» **TASK DATA**:

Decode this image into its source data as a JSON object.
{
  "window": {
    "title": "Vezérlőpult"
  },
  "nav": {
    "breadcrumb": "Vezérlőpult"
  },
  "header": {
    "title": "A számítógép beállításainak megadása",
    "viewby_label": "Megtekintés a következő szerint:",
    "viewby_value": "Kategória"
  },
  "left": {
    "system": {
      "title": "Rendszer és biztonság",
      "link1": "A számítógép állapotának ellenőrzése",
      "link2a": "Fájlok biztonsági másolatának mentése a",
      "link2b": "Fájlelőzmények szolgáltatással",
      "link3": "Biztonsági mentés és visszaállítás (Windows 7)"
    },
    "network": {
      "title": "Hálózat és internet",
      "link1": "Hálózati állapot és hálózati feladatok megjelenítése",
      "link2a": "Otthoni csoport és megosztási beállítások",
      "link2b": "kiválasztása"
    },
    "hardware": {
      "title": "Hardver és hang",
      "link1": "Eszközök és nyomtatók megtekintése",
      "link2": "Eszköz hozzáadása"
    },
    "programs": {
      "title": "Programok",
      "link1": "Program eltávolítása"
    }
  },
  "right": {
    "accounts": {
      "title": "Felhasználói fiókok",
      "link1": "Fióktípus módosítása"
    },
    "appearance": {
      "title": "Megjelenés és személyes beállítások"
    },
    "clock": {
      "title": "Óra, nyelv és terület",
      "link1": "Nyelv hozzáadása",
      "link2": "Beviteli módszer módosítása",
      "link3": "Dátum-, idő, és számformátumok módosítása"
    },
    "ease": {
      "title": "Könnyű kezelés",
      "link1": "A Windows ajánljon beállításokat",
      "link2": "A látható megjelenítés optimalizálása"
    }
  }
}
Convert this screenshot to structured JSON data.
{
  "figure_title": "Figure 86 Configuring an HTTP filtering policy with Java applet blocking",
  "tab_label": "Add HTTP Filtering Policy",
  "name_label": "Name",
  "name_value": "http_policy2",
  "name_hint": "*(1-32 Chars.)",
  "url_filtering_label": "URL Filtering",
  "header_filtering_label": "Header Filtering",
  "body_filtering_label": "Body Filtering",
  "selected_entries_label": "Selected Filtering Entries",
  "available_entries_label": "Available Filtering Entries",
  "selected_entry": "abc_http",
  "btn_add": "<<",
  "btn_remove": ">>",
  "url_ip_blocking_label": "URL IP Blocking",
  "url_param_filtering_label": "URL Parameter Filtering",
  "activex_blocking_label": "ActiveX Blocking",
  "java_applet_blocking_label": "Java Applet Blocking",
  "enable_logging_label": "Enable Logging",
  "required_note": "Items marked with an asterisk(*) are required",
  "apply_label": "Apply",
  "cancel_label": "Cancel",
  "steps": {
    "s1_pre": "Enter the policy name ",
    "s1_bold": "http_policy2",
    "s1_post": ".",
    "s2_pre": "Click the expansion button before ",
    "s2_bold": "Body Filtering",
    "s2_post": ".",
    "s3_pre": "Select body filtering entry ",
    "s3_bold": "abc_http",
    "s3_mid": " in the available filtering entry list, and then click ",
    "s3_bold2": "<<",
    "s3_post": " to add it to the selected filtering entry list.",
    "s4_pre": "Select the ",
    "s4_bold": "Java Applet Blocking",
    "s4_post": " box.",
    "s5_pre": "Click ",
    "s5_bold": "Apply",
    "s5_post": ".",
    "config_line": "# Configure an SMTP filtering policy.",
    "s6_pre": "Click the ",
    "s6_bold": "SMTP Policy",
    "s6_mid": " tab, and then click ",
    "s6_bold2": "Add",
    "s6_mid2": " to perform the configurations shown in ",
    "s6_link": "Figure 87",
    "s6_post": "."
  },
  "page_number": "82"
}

--

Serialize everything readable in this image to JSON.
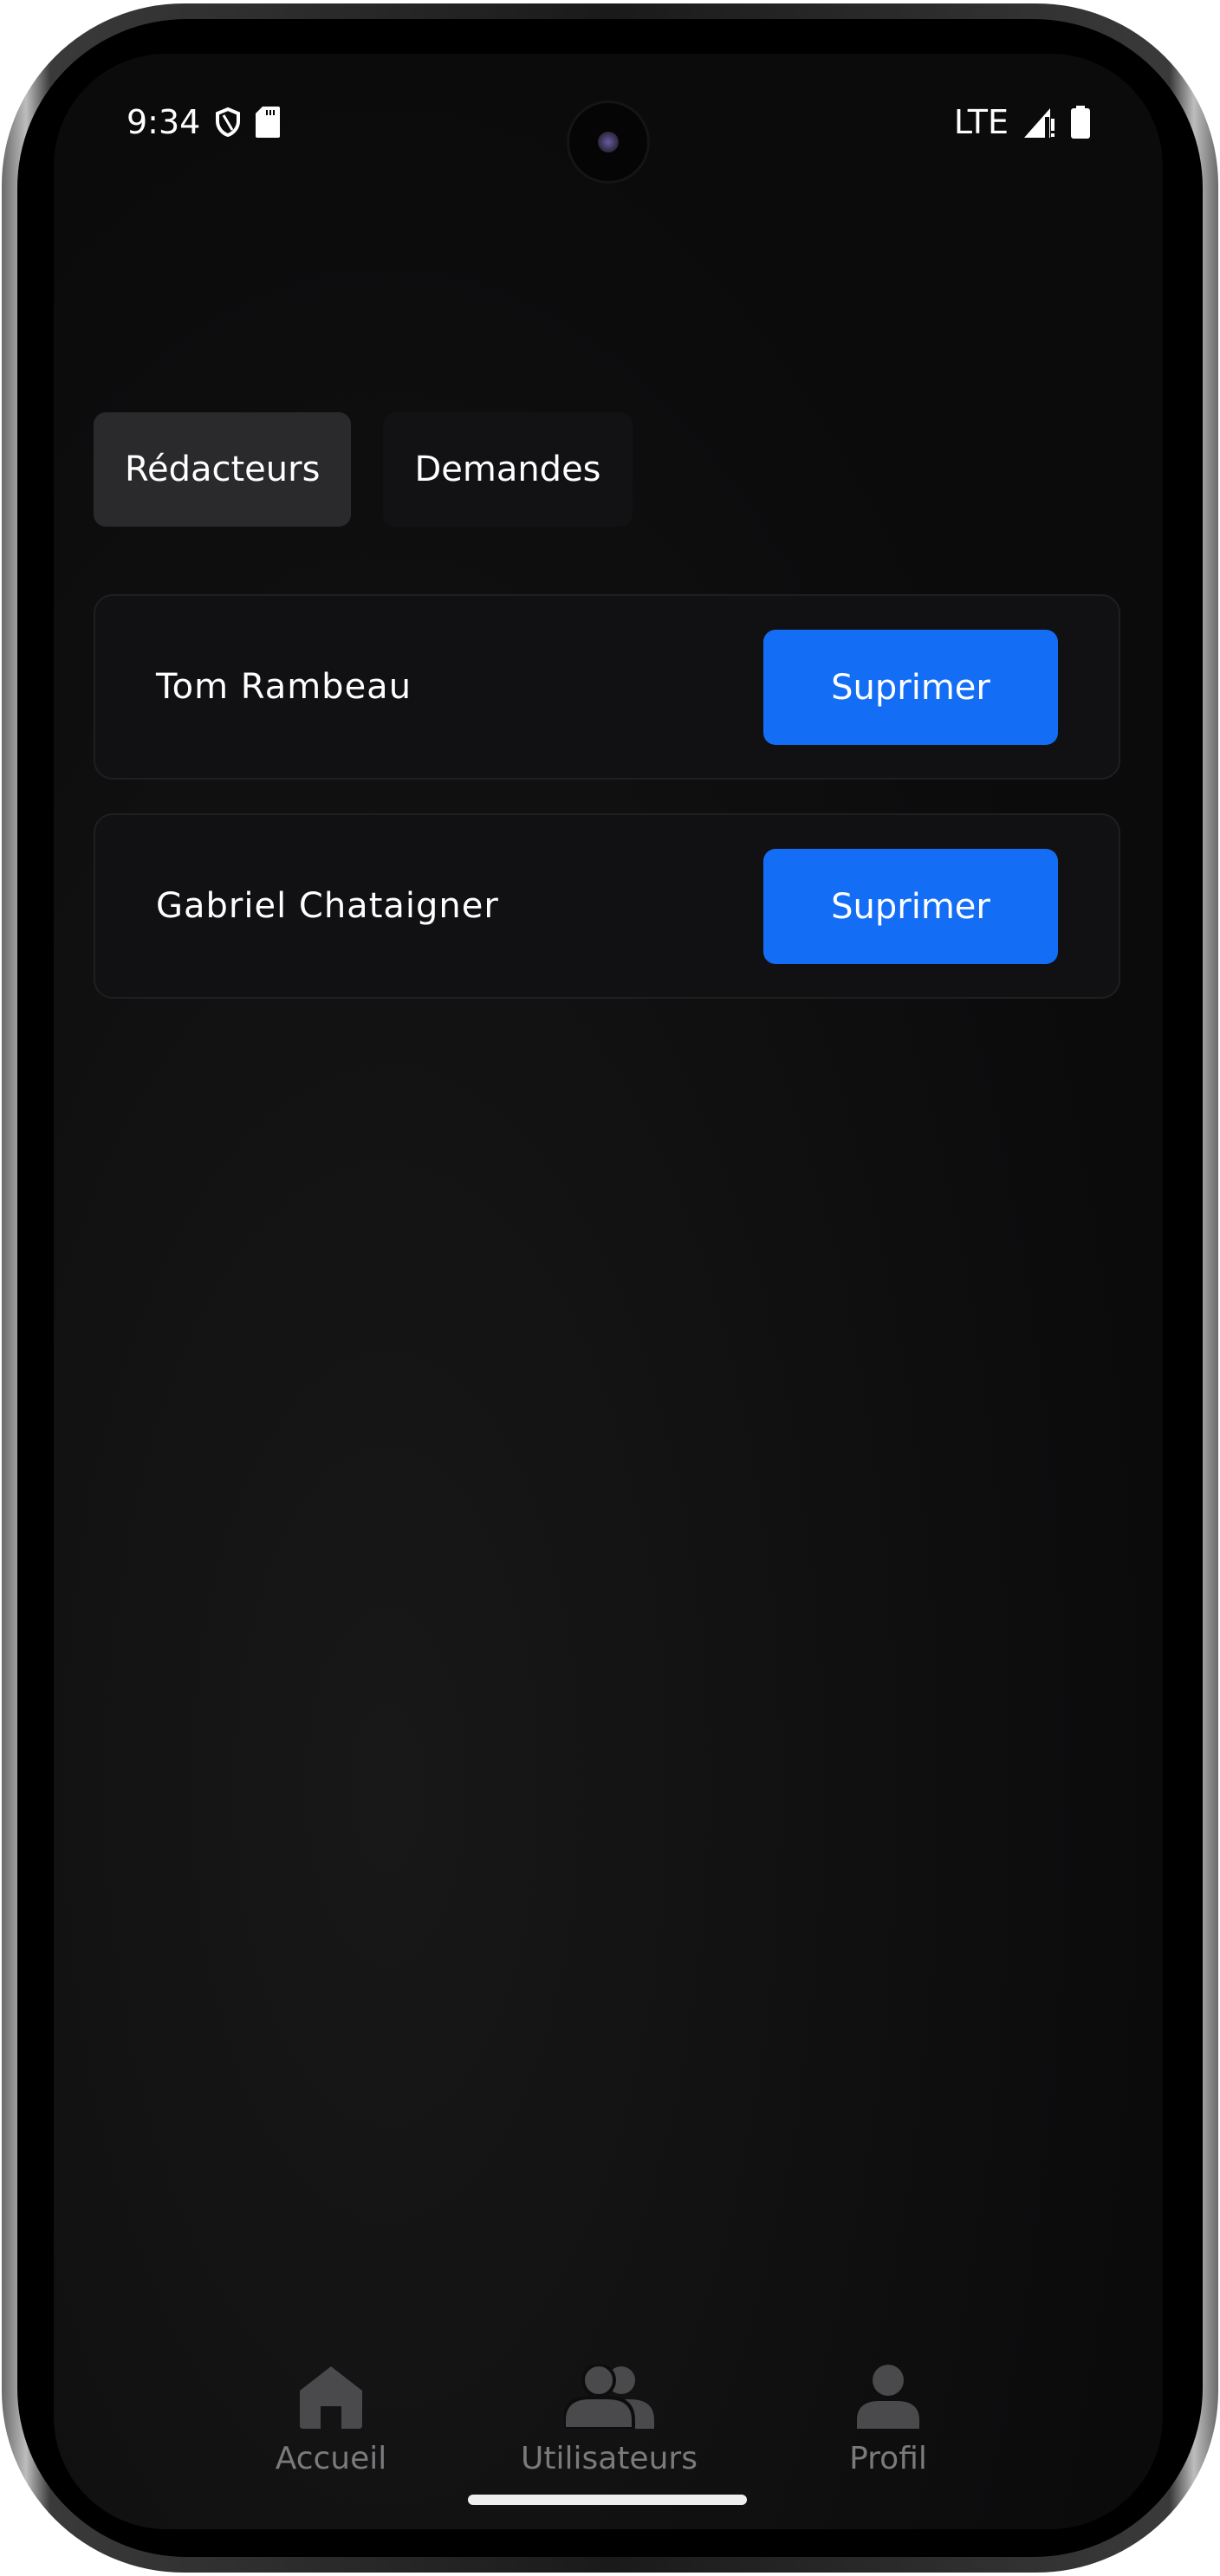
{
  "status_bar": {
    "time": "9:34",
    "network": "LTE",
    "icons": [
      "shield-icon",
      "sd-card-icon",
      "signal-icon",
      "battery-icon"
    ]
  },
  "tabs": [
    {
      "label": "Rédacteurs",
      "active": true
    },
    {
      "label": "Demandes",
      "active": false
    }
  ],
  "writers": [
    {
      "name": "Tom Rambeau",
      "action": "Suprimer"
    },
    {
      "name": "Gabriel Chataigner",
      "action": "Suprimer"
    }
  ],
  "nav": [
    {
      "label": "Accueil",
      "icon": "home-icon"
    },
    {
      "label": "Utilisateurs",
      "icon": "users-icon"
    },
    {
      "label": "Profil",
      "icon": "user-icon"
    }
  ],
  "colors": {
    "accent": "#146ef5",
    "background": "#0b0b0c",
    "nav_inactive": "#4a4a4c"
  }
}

» **WRITTEN EXERCISE**:
Look through the material above and pick out each line holding the word "Vezérlőpult".

» **ANSWER BELOW**:
    "title": "Vezérlőpult"
    "breadcrumb": "Vezérlőpult"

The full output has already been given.